— START Stored records —
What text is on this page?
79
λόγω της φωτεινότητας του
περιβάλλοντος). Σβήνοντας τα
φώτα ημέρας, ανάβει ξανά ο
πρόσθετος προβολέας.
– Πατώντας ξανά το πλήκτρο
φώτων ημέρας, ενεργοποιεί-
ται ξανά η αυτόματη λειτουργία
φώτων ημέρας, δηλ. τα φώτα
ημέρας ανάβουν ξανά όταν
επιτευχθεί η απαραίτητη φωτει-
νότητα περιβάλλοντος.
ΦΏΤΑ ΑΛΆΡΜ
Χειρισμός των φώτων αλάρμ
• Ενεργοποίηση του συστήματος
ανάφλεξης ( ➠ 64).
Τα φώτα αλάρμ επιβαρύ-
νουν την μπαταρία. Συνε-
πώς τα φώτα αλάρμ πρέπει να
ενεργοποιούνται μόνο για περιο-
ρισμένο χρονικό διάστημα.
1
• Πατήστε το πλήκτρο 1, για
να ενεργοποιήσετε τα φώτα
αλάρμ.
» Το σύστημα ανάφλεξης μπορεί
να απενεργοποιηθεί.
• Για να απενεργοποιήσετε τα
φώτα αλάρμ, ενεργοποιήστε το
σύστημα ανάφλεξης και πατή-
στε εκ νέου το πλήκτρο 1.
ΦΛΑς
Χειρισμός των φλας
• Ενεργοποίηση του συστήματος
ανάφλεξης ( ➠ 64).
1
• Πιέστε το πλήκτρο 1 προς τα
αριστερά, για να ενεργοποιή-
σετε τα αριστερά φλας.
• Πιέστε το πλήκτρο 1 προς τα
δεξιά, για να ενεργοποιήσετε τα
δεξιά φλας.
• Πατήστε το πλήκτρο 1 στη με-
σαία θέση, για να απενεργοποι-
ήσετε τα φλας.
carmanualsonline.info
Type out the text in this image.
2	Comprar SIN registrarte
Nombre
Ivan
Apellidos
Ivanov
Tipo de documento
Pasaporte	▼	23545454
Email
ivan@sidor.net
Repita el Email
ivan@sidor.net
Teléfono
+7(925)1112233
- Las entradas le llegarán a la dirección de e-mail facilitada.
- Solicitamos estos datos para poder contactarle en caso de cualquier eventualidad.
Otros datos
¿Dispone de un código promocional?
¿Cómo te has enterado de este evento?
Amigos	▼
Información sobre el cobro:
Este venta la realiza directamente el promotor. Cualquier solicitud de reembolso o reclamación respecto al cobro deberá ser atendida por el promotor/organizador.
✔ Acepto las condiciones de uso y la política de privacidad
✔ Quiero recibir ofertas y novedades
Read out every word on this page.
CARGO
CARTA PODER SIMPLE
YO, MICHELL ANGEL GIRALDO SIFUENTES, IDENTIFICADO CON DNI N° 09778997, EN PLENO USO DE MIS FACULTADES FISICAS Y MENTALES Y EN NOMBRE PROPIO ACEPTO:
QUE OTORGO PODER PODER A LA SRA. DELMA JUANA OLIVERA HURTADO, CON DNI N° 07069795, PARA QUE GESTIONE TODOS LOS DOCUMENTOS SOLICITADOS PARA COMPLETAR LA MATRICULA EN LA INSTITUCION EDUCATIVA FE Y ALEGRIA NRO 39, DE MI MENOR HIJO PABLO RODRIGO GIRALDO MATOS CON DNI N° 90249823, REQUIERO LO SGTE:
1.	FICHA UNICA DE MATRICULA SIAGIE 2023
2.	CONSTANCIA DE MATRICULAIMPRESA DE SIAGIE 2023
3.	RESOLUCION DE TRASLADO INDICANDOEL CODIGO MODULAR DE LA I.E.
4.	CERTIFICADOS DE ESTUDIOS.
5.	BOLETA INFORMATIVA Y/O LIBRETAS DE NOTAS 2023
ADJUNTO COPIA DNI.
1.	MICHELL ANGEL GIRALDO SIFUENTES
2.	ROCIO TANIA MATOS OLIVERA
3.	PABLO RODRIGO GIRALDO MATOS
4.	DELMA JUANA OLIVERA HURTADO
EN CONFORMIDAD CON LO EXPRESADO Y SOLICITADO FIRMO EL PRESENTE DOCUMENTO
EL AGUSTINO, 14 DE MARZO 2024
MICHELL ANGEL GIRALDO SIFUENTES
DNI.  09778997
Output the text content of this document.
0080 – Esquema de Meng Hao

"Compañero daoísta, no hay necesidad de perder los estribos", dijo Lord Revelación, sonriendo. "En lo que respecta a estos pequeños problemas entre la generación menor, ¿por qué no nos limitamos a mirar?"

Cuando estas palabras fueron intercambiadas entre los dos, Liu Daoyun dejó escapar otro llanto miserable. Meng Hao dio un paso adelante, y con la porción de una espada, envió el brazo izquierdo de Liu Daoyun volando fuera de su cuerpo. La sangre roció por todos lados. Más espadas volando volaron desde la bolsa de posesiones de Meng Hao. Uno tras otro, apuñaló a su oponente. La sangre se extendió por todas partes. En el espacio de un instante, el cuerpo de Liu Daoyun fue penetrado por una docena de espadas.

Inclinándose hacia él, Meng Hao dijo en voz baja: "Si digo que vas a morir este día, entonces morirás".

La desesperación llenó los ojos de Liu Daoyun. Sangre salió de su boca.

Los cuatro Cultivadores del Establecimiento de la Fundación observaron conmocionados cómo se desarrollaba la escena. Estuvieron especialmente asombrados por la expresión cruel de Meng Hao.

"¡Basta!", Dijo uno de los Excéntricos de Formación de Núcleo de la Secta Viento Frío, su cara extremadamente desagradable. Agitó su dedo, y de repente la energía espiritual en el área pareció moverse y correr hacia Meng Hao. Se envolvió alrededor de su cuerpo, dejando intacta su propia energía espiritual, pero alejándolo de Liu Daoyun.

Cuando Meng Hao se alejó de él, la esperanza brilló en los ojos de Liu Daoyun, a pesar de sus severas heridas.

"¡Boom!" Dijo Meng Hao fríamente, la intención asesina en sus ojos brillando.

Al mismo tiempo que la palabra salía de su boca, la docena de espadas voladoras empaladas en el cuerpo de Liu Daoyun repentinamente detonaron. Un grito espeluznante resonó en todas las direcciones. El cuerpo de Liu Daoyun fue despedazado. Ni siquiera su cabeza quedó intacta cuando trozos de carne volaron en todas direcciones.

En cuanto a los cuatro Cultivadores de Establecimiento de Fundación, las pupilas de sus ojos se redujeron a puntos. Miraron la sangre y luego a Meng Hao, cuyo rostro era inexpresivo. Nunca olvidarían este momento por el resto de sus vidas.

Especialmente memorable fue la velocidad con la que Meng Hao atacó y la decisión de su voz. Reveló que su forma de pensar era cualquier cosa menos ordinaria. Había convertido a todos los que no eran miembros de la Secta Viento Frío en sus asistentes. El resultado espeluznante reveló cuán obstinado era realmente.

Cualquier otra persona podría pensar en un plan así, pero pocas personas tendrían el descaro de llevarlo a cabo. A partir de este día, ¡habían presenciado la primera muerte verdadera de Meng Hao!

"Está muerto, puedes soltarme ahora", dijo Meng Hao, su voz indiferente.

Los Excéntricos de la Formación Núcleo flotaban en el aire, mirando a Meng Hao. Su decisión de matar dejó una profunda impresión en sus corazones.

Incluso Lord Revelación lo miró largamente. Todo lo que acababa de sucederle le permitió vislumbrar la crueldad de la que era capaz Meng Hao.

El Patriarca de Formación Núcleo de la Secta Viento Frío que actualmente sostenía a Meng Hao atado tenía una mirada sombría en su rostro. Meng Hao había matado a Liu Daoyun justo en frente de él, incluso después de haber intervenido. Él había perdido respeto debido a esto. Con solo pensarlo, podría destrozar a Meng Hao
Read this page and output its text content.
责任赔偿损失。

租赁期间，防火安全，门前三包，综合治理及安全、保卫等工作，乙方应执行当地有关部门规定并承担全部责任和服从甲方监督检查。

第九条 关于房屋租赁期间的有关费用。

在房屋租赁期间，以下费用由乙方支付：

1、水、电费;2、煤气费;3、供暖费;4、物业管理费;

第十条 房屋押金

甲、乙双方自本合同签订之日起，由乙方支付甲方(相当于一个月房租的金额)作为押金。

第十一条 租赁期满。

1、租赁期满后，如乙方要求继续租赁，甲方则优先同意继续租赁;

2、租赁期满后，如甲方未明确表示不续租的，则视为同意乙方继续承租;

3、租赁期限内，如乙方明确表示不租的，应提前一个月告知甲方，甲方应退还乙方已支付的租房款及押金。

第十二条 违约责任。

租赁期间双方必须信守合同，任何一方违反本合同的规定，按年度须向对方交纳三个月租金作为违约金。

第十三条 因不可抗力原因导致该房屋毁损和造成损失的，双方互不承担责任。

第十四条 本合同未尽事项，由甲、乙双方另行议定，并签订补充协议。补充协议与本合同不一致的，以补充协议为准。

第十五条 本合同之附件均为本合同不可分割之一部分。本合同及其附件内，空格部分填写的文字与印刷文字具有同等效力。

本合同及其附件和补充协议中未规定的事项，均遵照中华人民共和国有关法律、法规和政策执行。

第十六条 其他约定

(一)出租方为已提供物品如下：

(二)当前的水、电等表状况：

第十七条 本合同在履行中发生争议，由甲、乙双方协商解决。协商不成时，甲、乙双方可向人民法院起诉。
— END Stored records —
Problem requirements:
Locate the word "Χειρισμός" in the entries, and copy every line where it is found.

Correct result:
Χειρισμός των φώτων αλάρμ
Χειρισμός των φλας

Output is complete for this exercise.